— Start Supplied material —
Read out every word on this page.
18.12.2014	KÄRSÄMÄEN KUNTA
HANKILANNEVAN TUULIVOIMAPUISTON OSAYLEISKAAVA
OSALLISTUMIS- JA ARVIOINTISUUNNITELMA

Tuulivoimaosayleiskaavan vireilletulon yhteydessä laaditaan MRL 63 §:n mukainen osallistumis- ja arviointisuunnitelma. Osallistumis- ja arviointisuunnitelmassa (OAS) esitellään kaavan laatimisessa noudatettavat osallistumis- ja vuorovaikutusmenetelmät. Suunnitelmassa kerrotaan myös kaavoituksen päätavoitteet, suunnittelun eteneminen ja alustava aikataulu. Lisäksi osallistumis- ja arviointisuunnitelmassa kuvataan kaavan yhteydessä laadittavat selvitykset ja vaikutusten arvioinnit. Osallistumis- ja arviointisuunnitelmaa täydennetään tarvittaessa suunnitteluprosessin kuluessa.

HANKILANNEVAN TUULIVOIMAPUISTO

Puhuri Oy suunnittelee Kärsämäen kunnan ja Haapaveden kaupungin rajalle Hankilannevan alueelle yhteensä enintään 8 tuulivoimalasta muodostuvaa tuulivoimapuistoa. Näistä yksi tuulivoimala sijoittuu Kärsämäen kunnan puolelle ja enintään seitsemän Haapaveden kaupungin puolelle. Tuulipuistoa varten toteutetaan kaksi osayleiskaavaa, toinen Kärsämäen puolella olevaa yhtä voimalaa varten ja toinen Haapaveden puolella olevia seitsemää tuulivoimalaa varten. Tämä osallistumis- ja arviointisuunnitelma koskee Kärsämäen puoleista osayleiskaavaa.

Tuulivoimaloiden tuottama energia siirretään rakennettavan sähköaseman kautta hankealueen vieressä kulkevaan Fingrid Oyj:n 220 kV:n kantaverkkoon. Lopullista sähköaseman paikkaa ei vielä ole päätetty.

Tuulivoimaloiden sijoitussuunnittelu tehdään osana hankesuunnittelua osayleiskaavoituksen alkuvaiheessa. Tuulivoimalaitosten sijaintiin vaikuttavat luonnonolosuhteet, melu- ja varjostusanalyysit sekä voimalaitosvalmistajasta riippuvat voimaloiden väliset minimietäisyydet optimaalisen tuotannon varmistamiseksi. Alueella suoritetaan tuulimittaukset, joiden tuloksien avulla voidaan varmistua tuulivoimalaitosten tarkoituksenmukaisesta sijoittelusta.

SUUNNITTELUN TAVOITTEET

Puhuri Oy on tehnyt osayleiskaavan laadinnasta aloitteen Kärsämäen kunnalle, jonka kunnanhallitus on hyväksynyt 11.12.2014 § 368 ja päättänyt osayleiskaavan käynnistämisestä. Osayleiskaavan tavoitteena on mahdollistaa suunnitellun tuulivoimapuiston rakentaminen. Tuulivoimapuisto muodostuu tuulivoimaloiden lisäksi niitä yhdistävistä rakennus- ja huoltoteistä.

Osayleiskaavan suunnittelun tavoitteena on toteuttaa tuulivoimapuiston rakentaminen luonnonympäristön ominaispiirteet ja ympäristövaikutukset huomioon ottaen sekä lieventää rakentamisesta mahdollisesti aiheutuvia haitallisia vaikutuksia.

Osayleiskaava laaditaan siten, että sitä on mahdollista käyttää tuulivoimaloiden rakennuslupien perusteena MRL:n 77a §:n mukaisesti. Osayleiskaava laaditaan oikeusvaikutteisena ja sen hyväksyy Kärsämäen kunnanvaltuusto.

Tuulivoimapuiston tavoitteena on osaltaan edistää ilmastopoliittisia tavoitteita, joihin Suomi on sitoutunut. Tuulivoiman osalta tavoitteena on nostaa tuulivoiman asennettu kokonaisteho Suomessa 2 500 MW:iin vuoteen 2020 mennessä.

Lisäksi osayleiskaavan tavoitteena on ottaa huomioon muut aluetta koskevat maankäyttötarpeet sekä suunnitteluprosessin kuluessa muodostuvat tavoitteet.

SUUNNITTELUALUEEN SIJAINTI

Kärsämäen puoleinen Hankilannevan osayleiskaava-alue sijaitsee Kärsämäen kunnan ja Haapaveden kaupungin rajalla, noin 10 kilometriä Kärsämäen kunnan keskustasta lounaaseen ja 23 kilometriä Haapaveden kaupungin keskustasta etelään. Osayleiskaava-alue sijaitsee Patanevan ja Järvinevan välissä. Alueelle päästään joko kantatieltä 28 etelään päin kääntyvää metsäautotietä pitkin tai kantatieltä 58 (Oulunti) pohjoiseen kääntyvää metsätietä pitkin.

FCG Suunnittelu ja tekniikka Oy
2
— End Supplied material —
> Instructions for the task
Print the entries exactly. Include every one.

> Exercise answer
Read out every word on this page.
18.12.2014	KÄRSÄMÄEN KUNTA
HANKILANNEVAN TUULIVOIMAPUISTON OSAYLEISKAAVA
OSALLISTUMIS- JA ARVIOINTISUUNNITELMA

Tuulivoimaosayleiskaavan vireilletulon yhteydessä laaditaan MRL 63 §:n mukainen osallistumis- ja arviointisuunnitelma. Osallistumis- ja arviointisuunnitelmassa (OAS) esitellään kaavan laatimisessa noudatettavat osallistumis- ja vuorovaikutusmenetelmät. Suunnitelmassa kerrotaan myös kaavoituksen päätavoitteet, suunnittelun eteneminen ja alustava aikataulu. Lisäksi osallistumis- ja arviointisuunnitelmassa kuvataan kaavan yhteydessä laadittavat selvitykset ja vaikutusten arvioinnit. Osallistumis- ja arviointisuunnitelmaa täydennetään tarvittaessa suunnitteluprosessin kuluessa.

HANKILANNEVAN TUULIVOIMAPUISTO

Puhuri Oy suunnittelee Kärsämäen kunnan ja Haapaveden kaupungin rajalle Hankilannevan alueelle yhteensä enintään 8 tuulivoimalasta muodostuvaa tuulivoimapuistoa. Näistä yksi tuulivoimala sijoittuu Kärsämäen kunnan puolelle ja enintään seitsemän Haapaveden kaupungin puolelle. Tuulipuistoa varten toteutetaan kaksi osayleiskaavaa, toinen Kärsämäen puolella olevaa yhtä voimalaa varten ja toinen Haapaveden puolella olevia seitsemää tuulivoimalaa varten. Tämä osallistumis- ja arviointisuunnitelma koskee Kärsämäen puoleista osayleiskaavaa.

Tuulivoimaloiden tuottama energia siirretään rakennettavan sähköaseman kautta hankealueen vieressä kulkevaan Fingrid Oyj:n 220 kV:n kantaverkkoon. Lopullista sähköaseman paikkaa ei vielä ole päätetty.

Tuulivoimaloiden sijoitussuunnittelu tehdään osana hankesuunnittelua osayleiskaavoituksen alkuvaiheessa. Tuulivoimalaitosten sijaintiin vaikuttavat luonnonolosuhteet, melu- ja varjostusanalyysit sekä voimalaitosvalmistajasta riippuvat voimaloiden väliset minimietäisyydet optimaalisen tuotannon varmistamiseksi. Alueella suoritetaan tuulimittaukset, joiden tuloksien avulla voidaan varmistua tuulivoimalaitosten tarkoituksenmukaisesta sijoittelusta.

SUUNNITTELUN TAVOITTEET

Puhuri Oy on tehnyt osayleiskaavan laadinnasta aloitteen Kärsämäen kunnalle, jonka kunnanhallitus on hyväksynyt 11.12.2014 § 368 ja päättänyt osayleiskaavan käynnistämisestä. Osayleiskaavan tavoitteena on mahdollistaa suunnitellun tuulivoimapuiston rakentaminen. Tuulivoimapuisto muodostuu tuulivoimaloiden lisäksi niitä yhdistävistä rakennus- ja huoltoteistä.

Osayleiskaavan suunnittelun tavoitteena on toteuttaa tuulivoimapuiston rakentaminen luonnonympäristön ominaispiirteet ja ympäristövaikutukset huomioon ottaen sekä lieventää rakentamisesta mahdollisesti aiheutuvia haitallisia vaikutuksia.

Osayleiskaava laaditaan siten, että sitä on mahdollista käyttää tuulivoimaloiden rakennuslupien perusteena MRL:n 77a §:n mukaisesti. Osayleiskaava laaditaan oikeusvaikutteisena ja sen hyväksyy Kärsämäen kunnanvaltuusto.

Tuulivoimapuiston tavoitteena on osaltaan edistää ilmastopoliittisia tavoitteita, joihin Suomi on sitoutunut. Tuulivoiman osalta tavoitteena on nostaa tuulivoiman asennettu kokonaisteho Suomessa 2 500 MW:iin vuoteen 2020 mennessä.

Lisäksi osayleiskaavan tavoitteena on ottaa huomioon muut aluetta koskevat maankäyttötarpeet sekä suunnitteluprosessin kuluessa muodostuvat tavoitteet.

SUUNNITTELUALUEEN SIJAINTI

Kärsämäen puoleinen Hankilannevan osayleiskaava-alue sijaitsee Kärsämäen kunnan ja Haapaveden kaupungin rajalla, noin 10 kilometriä Kärsämäen kunnan keskustasta lounaaseen ja 23 kilometriä Haapaveden kaupungin keskustasta etelään. Osayleiskaava-alue sijaitsee Patanevan ja Järvinevan välissä. Alueelle päästään joko kantatieltä 28 etelään päin kääntyvää metsäautotietä pitkin tai kantatieltä 58 (Oulunti) pohjoiseen kääntyvää metsätietä pitkin.

FCG Suunnittelu ja tekniikka Oy
2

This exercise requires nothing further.